Reproduce the material in full, unchanged.

•••

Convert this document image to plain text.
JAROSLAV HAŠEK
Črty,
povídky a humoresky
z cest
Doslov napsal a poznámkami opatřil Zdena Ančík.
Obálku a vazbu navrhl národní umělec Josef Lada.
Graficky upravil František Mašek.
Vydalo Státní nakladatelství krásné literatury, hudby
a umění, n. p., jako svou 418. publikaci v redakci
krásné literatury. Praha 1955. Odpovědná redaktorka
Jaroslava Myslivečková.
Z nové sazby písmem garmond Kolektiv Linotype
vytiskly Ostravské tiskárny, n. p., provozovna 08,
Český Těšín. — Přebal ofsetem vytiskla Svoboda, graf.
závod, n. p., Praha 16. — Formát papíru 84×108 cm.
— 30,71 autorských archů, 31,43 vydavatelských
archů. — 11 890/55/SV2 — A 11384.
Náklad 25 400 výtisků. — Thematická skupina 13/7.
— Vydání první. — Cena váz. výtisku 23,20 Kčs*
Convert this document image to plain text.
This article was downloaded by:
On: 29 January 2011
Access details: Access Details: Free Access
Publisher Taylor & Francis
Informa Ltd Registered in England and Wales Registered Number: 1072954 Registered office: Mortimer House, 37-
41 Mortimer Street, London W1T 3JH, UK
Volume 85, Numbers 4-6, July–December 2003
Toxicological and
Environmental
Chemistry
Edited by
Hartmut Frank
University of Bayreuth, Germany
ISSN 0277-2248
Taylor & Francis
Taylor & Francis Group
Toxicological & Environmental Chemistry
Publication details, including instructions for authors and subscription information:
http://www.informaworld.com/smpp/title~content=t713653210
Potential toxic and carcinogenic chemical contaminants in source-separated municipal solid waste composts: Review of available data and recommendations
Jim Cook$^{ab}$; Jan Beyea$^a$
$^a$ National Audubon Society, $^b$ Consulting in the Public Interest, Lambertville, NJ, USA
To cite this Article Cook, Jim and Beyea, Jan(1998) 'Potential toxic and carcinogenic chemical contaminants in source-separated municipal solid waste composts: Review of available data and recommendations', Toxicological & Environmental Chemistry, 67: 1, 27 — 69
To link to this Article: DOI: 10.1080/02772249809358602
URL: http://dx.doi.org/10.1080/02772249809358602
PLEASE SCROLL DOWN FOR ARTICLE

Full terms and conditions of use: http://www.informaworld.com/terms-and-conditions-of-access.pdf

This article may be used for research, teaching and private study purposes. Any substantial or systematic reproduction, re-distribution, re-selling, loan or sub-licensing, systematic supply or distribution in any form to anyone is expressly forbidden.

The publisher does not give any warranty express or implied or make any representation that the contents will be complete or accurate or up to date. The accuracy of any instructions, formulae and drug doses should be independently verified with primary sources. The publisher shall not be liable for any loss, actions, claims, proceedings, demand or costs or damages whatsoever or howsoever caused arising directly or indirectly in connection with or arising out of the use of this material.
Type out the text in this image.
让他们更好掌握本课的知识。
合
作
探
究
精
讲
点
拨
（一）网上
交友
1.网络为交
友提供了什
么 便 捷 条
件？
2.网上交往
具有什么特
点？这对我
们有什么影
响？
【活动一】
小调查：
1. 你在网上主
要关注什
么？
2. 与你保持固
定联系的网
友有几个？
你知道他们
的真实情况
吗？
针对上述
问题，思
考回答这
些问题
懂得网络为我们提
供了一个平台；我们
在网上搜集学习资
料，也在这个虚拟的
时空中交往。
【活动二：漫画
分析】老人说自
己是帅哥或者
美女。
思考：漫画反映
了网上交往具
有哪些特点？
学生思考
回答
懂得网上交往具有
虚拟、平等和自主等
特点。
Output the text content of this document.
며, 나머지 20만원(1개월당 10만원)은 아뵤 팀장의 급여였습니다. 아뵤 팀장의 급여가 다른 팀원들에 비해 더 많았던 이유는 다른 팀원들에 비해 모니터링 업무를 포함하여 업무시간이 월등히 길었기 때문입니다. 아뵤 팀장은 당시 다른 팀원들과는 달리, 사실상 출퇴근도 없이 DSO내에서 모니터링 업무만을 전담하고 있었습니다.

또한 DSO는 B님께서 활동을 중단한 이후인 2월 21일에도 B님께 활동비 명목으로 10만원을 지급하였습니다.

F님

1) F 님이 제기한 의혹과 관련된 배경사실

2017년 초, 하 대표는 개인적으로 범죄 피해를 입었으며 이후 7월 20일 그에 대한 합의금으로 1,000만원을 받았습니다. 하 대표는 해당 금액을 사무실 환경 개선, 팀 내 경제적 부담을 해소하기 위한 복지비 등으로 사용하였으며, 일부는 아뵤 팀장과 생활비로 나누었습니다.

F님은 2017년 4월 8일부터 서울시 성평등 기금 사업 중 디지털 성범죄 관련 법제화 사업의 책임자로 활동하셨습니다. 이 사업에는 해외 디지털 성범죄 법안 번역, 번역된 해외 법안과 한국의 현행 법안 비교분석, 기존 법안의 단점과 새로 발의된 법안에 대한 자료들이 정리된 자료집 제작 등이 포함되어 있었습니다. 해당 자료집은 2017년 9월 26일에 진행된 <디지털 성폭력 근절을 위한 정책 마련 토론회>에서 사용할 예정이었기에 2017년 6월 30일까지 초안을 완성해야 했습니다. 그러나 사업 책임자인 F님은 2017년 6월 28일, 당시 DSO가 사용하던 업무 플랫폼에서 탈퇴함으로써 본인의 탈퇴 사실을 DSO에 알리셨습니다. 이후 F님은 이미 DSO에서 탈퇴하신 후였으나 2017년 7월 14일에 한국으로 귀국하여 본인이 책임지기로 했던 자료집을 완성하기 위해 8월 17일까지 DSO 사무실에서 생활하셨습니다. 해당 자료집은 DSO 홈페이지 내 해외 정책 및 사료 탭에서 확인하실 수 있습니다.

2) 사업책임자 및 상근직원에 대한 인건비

•••

> **Solution for this task**
Convert this document image to plain text.
JAROSLAV HAŠEK
Črty,
povídky a humoresky
z cest
Doslov napsal a poznámkami opatřil Zdena Ančík.
Obálku a vazbu navrhl národní umělec Josef Lada.
Graficky upravil František Mašek.
Vydalo Státní nakladatelství krásné literatury, hudby
a umění, n. p., jako svou 418. publikaci v redakci
krásné literatury. Praha 1955. Odpovědná redaktorka
Jaroslava Myslivečková.
Z nové sazby písmem garmond Kolektiv Linotype
vytiskly Ostravské tiskárny, n. p., provozovna 08,
Český Těšín. — Přebal ofsetem vytiskla Svoboda, graf.
závod, n. p., Praha 16. — Formát papíru 84×108 cm.
— 30,71 autorských archů, 31,43 vydavatelských
archů. — 11 890/55/SV2 — A 11384.
Náklad 25 400 výtisků. — Thematická skupina 13/7.
— Vydání první. — Cena váz. výtisku 23,20 Kčs*
Convert this document image to plain text.
This article was downloaded by:
On: 29 January 2011
Access details: Access Details: Free Access
Publisher Taylor & Francis
Informa Ltd Registered in England and Wales Registered Number: 1072954 Registered office: Mortimer House, 37-
41 Mortimer Street, London W1T 3JH, UK
Volume 85, Numbers 4-6, July–December 2003
Toxicological and
Environmental
Chemistry
Edited by
Hartmut Frank
University of Bayreuth, Germany
ISSN 0277-2248
Taylor & Francis
Taylor & Francis Group
Toxicological & Environmental Chemistry
Publication details, including instructions for authors and subscription information:
http://www.informaworld.com/smpp/title~content=t713653210
Potential toxic and carcinogenic chemical contaminants in source-separated municipal solid waste composts: Review of available data and recommendations
Jim Cook$^{ab}$; Jan Beyea$^a$
$^a$ National Audubon Society, $^b$ Consulting in the Public Interest, Lambertville, NJ, USA
To cite this Article Cook, Jim and Beyea, Jan(1998) 'Potential toxic and carcinogenic chemical contaminants in source-separated municipal solid waste composts: Review of available data and recommendations', Toxicological & Environmental Chemistry, 67: 1, 27 — 69
To link to this Article: DOI: 10.1080/02772249809358602
URL: http://dx.doi.org/10.1080/02772249809358602
PLEASE SCROLL DOWN FOR ARTICLE

Full terms and conditions of use: http://www.informaworld.com/terms-and-conditions-of-access.pdf

This article may be used for research, teaching and private study purposes. Any substantial or systematic reproduction, re-distribution, re-selling, loan or sub-licensing, systematic supply or distribution in any form to anyone is expressly forbidden.

The publisher does not give any warranty express or implied or make any representation that the contents will be complete or accurate or up to date. The accuracy of any instructions, formulae and drug doses should be independently verified with primary sources. The publisher shall not be liable for any loss, actions, claims, proceedings, demand or costs or damages whatsoever or howsoever caused arising directly or indirectly in connection with or arising out of the use of this material.
Type out the text in this image.
让他们更好掌握本课的知识。
合
作
探
究
精
讲
点
拨
（一）网上
交友
1.网络为交
友提供了什
么 便 捷 条
件？
2.网上交往
具有什么特
点？这对我
们有什么影
响？
【活动一】
小调查：
1. 你在网上主
要关注什
么？
2. 与你保持固
定联系的网
友有几个？
你知道他们
的真实情况
吗？
针对上述
问题，思
考回答这
些问题
懂得网络为我们提
供了一个平台；我们
在网上搜集学习资
料，也在这个虚拟的
时空中交往。
【活动二：漫画
分析】老人说自
己是帅哥或者
美女。
思考：漫画反映
了网上交往具
有哪些特点？
学生思考
回答
懂得网上交往具有
虚拟、平等和自主等
特点。
Output the text content of this document.
며, 나머지 20만원(1개월당 10만원)은 아뵤 팀장의 급여였습니다. 아뵤 팀장의 급여가 다른 팀원들에 비해 더 많았던 이유는 다른 팀원들에 비해 모니터링 업무를 포함하여 업무시간이 월등히 길었기 때문입니다. 아뵤 팀장은 당시 다른 팀원들과는 달리, 사실상 출퇴근도 없이 DSO내에서 모니터링 업무만을 전담하고 있었습니다.

또한 DSO는 B님께서 활동을 중단한 이후인 2월 21일에도 B님께 활동비 명목으로 10만원을 지급하였습니다.

F님

1) F 님이 제기한 의혹과 관련된 배경사실

2017년 초, 하 대표는 개인적으로 범죄 피해를 입었으며 이후 7월 20일 그에 대한 합의금으로 1,000만원을 받았습니다. 하 대표는 해당 금액을 사무실 환경 개선, 팀 내 경제적 부담을 해소하기 위한 복지비 등으로 사용하였으며, 일부는 아뵤 팀장과 생활비로 나누었습니다.

F님은 2017년 4월 8일부터 서울시 성평등 기금 사업 중 디지털 성범죄 관련 법제화 사업의 책임자로 활동하셨습니다. 이 사업에는 해외 디지털 성범죄 법안 번역, 번역된 해외 법안과 한국의 현행 법안 비교분석, 기존 법안의 단점과 새로 발의된 법안에 대한 자료들이 정리된 자료집 제작 등이 포함되어 있었습니다. 해당 자료집은 2017년 9월 26일에 진행된 <디지털 성폭력 근절을 위한 정책 마련 토론회>에서 사용할 예정이었기에 2017년 6월 30일까지 초안을 완성해야 했습니다. 그러나 사업 책임자인 F님은 2017년 6월 28일, 당시 DSO가 사용하던 업무 플랫폼에서 탈퇴함으로써 본인의 탈퇴 사실을 DSO에 알리셨습니다. 이후 F님은 이미 DSO에서 탈퇴하신 후였으나 2017년 7월 14일에 한국으로 귀국하여 본인이 책임지기로 했던 자료집을 완성하기 위해 8월 17일까지 DSO 사무실에서 생활하셨습니다. 해당 자료집은 DSO 홈페이지 내 해외 정책 및 사료 탭에서 확인하실 수 있습니다.

2) 사업책임자 및 상근직원에 대한 인건비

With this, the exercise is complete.